-- START --

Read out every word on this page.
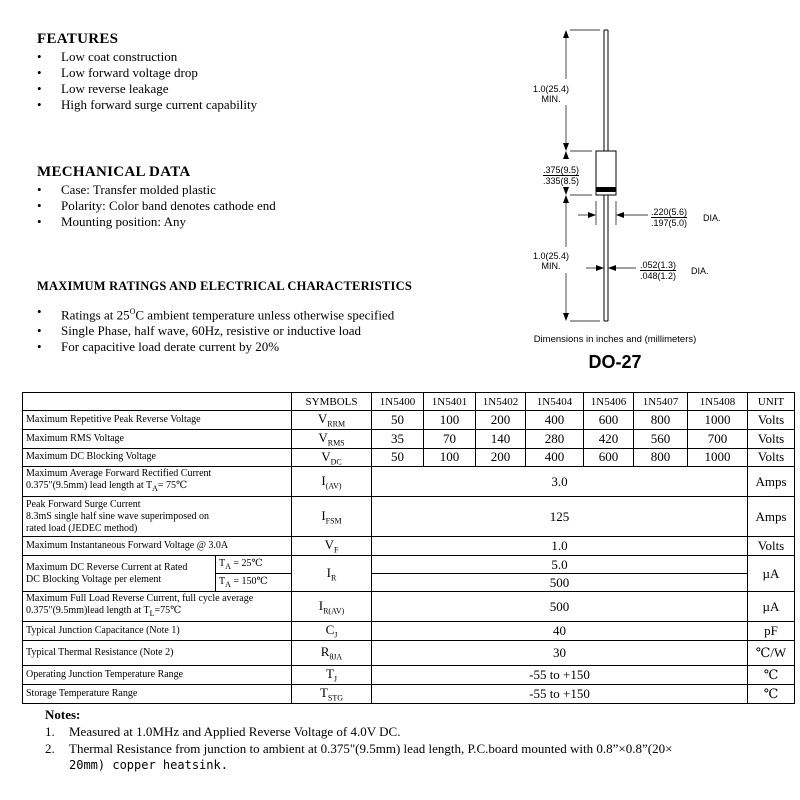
FEATURES
• Low coat construction
• Low forward voltage drop
• Low reverse leakage
• High forward surge current capability
MECHANICAL DATA
• Case: Transfer molded plastic
• Polarity: Color band denotes cathode end
• Mounting position: Any
MAXIMUM RATINGS AND ELECTRICAL CHARACTERISTICS
• Ratings at $25^OC$ ambient temperature unless otherwise specified
• Single Phase, half wave, 60Hz, resistive or inductive load
• For capacitive load derate current by 20%
1.0(25.4)
MIN.
.375(9.5)
.335(8.5)
.220(5.6)
.197(5.0) DIA.
1.0(25.4)
MIN.	.052(1.3)
.048(1.2) DIA.
Dimensions in inches and (millimeters)
DO-27
		SYMBOLS	1N5400	1N5401	1N5402	1N5404	1N5406	1N5407	1N5408	UNIT
Maximum Repetitive Peak Reverse Voltage		$V_{RRM}$	50	100	200	400	600	800	1000	Volts
Maximum RMS Voltage		$V_{RMS}$	35	70	140	280	420	560	700	Volts
Maximum DC Blocking Voltage		$V_{DC}$	50	100	200	400	600	800	1000	Volts

Maximum Average Forward Rectified Current
0.375"(9.5mm) lead length at $T_A=$ 75℃		$I_{(AV)}$	3.0							Amps

Peak Forward Surge Current
8.3mS single half sine wave superimposed on
rated load (JEDEC method)		$I_{FSM}$	125							Amps
Maximum Instantaneous Forward Voltage @ 3.0A		$V_F$	1.0							Volts

Maximum DC Reverse Current at Rated
DC Blocking Voltage per element	$T_A$ = 25℃	$I_R$	5.0							µA
	$T_A$ = 150℃		500							

Maximum Full Load Reverse Current, full cycle average
0.375"(9.5mm)lead length at $T_L=75℃$		$I_{R(AV)}$	500							µA
Typical Junction Capacitance (Note 1)		$C_J$	40							pF
Typical Thermal Resistance (Note 2)		$R_{\theta JA}$	30							℃/W
Operating Junction Temperature Range		$T_J$	-55 to +150							℃
Storage Temperature Range		$T_{STG}$	-55 to +150							℃
Notes:
1. Measured at 1.0MHz and Applied Reverse Voltage of 4.0V DC.
2. Thermal Resistance from junction to ambient at 0.375"(9.5mm) lead length, P.C.board mounted with 0.8”×0.8”(20×
20mm) copper heatsink.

-- END --

Task to complete: List all lines from the entries that include the word "length".

Correct result:
0.375"(9.5mm) lead length at $T_A=$ 75℃		$I_{(AV)}$	3.0							Amps
0.375"(9.5mm)lead length at $T_L=75℃$		$I_{R(AV)}$	500							µA
2. Thermal Resistance from junction to ambient at 0.375"(9.5mm) lead length, P.C.board mounted with 0.8”×0.8”(20×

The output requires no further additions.